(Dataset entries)
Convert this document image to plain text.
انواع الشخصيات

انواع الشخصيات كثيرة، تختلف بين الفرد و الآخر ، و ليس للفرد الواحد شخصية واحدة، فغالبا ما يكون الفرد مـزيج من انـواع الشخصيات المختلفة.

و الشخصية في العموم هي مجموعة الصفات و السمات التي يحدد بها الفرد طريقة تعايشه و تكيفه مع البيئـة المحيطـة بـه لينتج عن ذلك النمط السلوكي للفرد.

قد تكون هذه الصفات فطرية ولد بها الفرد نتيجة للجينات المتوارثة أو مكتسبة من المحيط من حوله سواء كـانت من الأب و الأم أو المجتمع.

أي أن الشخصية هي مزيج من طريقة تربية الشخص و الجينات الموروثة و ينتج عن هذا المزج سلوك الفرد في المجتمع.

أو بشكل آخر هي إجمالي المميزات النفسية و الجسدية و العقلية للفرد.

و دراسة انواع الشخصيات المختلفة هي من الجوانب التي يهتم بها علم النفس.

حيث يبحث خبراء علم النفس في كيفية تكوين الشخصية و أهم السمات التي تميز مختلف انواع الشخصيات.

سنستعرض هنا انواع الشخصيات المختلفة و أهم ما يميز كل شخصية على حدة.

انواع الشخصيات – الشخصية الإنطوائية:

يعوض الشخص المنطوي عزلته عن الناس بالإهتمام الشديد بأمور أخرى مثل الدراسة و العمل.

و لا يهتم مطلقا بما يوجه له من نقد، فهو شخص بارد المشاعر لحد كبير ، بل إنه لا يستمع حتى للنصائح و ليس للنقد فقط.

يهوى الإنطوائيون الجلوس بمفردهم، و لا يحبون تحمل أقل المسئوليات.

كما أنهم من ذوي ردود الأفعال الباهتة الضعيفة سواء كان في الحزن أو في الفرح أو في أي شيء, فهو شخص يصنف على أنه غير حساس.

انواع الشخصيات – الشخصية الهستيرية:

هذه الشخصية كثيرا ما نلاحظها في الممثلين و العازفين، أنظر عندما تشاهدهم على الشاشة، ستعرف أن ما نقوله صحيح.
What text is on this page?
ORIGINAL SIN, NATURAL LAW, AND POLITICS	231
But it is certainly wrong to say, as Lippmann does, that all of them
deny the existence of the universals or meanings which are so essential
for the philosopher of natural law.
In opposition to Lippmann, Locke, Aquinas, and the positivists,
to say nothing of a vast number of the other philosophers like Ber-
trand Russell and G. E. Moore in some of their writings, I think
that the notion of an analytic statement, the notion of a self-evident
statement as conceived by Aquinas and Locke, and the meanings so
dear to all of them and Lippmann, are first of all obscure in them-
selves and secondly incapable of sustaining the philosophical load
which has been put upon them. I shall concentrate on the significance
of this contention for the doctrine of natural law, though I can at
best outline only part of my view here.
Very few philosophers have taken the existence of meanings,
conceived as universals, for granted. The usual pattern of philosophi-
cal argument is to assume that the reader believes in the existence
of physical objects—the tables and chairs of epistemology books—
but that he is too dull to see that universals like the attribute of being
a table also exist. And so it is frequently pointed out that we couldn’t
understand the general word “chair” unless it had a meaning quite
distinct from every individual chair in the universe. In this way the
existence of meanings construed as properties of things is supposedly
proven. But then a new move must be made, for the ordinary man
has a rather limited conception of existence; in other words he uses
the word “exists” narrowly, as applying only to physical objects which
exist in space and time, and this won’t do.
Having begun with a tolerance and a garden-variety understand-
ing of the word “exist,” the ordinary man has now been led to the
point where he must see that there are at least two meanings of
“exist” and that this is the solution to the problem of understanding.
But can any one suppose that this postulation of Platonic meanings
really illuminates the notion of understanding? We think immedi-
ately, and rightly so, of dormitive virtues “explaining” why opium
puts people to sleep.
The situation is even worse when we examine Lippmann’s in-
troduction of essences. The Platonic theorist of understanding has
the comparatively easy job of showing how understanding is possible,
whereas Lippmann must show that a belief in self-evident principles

**AIM OF THE TASK**: From the entries above, return each line with the word "only" in it.

**FINISHED EXERCISE**:
best outline only part of my view here.
the word “exists” narrowly, as applying only to physical objects which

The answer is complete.